Data records:
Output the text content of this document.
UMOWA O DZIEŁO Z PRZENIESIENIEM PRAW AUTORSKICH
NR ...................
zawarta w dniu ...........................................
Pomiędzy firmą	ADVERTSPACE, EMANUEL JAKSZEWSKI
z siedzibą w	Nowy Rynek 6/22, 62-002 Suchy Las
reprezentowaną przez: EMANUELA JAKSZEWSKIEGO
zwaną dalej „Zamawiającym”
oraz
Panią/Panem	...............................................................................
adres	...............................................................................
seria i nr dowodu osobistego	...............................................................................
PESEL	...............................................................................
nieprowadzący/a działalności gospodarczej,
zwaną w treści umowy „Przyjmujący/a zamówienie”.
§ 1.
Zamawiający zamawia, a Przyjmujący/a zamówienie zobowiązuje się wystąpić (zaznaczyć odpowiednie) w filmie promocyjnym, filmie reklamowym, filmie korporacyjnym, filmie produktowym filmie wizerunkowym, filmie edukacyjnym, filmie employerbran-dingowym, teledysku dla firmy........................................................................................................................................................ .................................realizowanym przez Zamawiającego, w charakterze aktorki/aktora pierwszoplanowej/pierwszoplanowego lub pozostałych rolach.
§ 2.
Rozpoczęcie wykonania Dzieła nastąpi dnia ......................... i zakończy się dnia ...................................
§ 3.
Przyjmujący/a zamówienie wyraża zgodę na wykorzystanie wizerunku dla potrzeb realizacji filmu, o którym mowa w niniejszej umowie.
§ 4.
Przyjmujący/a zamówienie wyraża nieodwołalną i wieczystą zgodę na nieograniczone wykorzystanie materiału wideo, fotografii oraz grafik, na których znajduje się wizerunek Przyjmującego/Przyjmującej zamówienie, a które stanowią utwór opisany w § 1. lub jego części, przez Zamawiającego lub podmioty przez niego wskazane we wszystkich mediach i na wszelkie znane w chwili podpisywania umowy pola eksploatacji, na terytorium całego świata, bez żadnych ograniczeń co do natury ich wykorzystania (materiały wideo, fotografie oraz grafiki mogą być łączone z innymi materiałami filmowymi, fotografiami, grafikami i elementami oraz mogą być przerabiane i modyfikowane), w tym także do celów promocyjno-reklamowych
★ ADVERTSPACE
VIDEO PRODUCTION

_Description of the task_
Without omitting anything, output the entries exactly.

_Written response_
Output the text content of this document.
UMOWA O DZIEŁO Z PRZENIESIENIEM PRAW AUTORSKICH
NR ...................
zawarta w dniu ...........................................
Pomiędzy firmą	ADVERTSPACE, EMANUEL JAKSZEWSKI
z siedzibą w	Nowy Rynek 6/22, 62-002 Suchy Las
reprezentowaną przez: EMANUELA JAKSZEWSKIEGO
zwaną dalej „Zamawiającym”
oraz
Panią/Panem	...............................................................................
adres	...............................................................................
seria i nr dowodu osobistego	...............................................................................
PESEL	...............................................................................
nieprowadzący/a działalności gospodarczej,
zwaną w treści umowy „Przyjmujący/a zamówienie”.
§ 1.
Zamawiający zamawia, a Przyjmujący/a zamówienie zobowiązuje się wystąpić (zaznaczyć odpowiednie) w filmie promocyjnym, filmie reklamowym, filmie korporacyjnym, filmie produktowym filmie wizerunkowym, filmie edukacyjnym, filmie employerbran-dingowym, teledysku dla firmy........................................................................................................................................................ .................................realizowanym przez Zamawiającego, w charakterze aktorki/aktora pierwszoplanowej/pierwszoplanowego lub pozostałych rolach.
§ 2.
Rozpoczęcie wykonania Dzieła nastąpi dnia ......................... i zakończy się dnia ...................................
§ 3.
Przyjmujący/a zamówienie wyraża zgodę na wykorzystanie wizerunku dla potrzeb realizacji filmu, o którym mowa w niniejszej umowie.
§ 4.
Przyjmujący/a zamówienie wyraża nieodwołalną i wieczystą zgodę na nieograniczone wykorzystanie materiału wideo, fotografii oraz grafik, na których znajduje się wizerunek Przyjmującego/Przyjmującej zamówienie, a które stanowią utwór opisany w § 1. lub jego części, przez Zamawiającego lub podmioty przez niego wskazane we wszystkich mediach i na wszelkie znane w chwili podpisywania umowy pola eksploatacji, na terytorium całego świata, bez żadnych ograniczeń co do natury ich wykorzystania (materiały wideo, fotografie oraz grafiki mogą być łączone z innymi materiałami filmowymi, fotografiami, grafikami i elementami oraz mogą być przerabiane i modyfikowane), w tym także do celów promocyjno-reklamowych
★ ADVERTSPACE
VIDEO PRODUCTION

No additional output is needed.